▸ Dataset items
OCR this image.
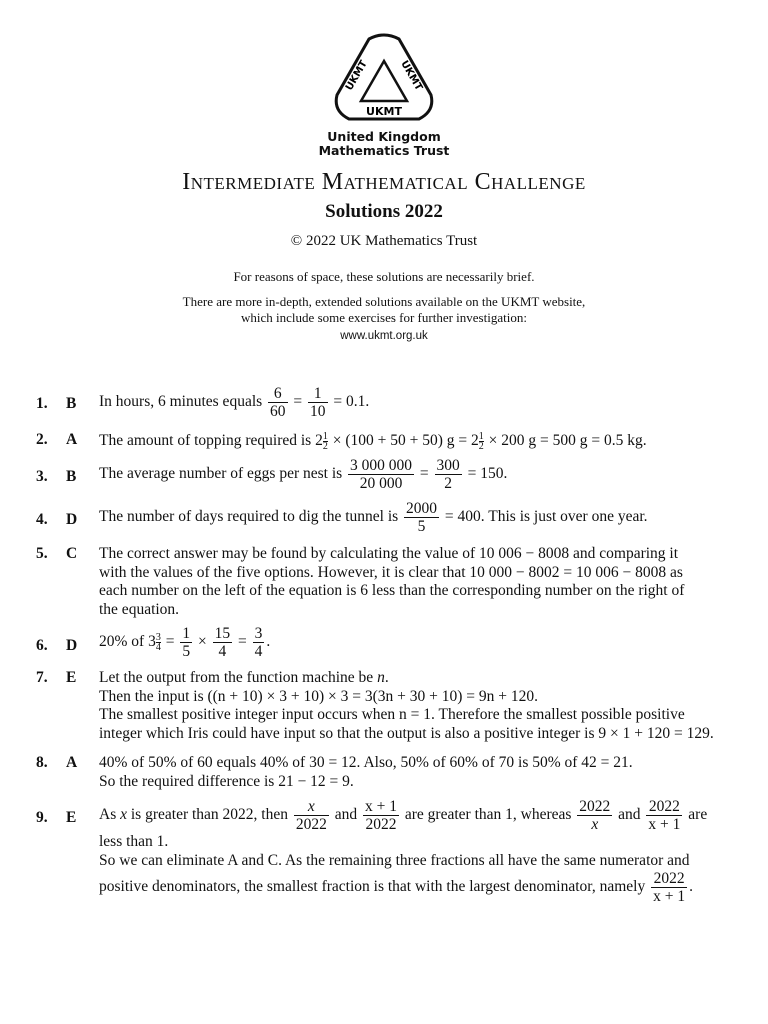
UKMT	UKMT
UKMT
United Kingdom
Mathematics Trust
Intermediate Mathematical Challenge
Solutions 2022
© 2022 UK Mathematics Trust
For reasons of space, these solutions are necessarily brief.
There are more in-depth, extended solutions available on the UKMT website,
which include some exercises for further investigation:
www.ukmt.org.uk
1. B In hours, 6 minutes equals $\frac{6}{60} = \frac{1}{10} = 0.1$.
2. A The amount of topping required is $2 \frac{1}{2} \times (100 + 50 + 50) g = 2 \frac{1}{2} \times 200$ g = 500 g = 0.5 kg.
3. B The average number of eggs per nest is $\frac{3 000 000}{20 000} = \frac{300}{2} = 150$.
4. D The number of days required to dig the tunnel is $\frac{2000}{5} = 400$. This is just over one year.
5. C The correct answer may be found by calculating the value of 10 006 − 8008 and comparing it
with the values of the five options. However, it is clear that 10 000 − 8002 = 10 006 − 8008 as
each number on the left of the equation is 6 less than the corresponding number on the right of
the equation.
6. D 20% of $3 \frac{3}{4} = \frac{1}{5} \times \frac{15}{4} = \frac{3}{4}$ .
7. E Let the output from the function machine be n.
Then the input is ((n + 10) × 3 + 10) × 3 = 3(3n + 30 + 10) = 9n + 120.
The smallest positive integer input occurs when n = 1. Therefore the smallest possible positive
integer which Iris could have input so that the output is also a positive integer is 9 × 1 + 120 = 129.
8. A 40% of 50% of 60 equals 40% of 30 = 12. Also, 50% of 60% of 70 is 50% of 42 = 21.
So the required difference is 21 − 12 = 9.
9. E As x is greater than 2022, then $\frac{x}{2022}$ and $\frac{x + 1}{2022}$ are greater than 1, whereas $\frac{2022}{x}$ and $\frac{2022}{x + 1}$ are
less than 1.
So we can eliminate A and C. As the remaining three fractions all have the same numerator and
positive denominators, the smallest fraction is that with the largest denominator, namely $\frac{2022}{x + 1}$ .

...

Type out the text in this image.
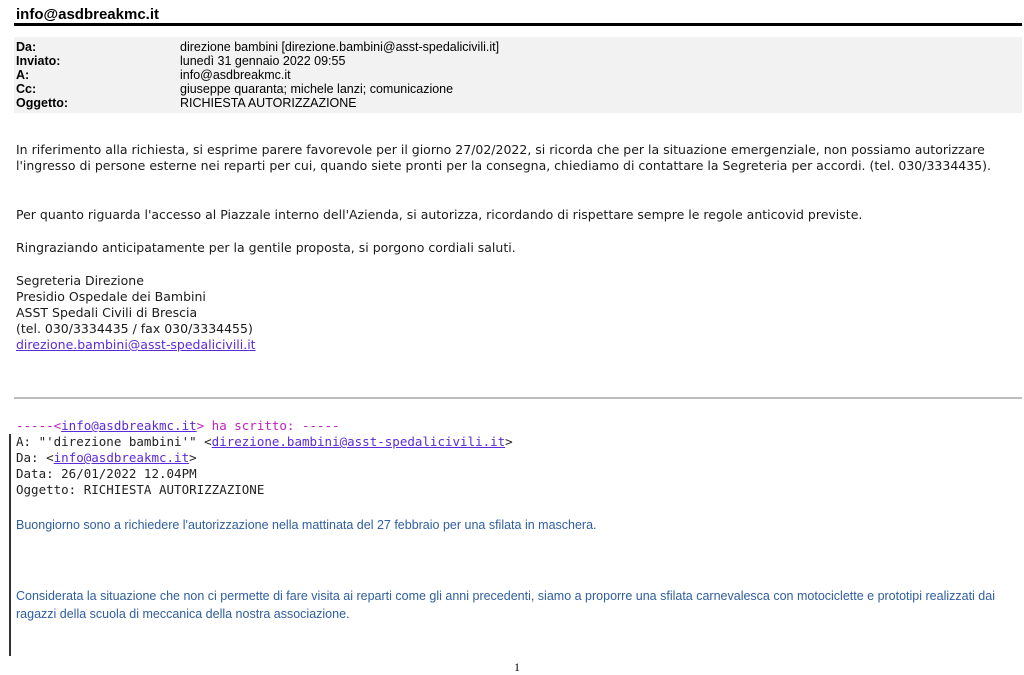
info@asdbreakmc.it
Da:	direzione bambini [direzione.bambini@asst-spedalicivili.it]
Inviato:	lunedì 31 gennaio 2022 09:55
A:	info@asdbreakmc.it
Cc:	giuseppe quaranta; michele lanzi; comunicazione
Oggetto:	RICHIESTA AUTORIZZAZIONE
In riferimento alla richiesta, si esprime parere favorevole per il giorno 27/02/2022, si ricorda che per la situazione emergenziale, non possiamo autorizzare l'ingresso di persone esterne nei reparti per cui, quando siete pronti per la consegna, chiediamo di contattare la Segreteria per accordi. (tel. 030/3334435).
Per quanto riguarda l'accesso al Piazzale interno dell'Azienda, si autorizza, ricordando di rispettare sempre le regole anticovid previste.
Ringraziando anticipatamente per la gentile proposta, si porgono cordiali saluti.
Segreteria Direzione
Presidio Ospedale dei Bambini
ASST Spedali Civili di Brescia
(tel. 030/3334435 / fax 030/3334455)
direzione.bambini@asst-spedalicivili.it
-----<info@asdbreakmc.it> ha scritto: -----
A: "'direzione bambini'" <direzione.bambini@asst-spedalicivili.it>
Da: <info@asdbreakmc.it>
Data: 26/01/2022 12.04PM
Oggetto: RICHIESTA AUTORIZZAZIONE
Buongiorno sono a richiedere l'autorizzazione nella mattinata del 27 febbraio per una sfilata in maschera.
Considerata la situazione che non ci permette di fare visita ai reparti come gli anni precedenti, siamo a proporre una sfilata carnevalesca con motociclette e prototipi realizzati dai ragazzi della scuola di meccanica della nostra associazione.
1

▸ Aim of the exercise
Take every line from the data above that holds "spedalicivili" and copy it out.

▸ Worked solution
Da:	direzione bambini [direzione.bambini@asst-spedalicivili.it]
direzione.bambini@asst-spedalicivili.it
A: "'direzione bambini'" <direzione.bambini@asst-spedalicivili.it>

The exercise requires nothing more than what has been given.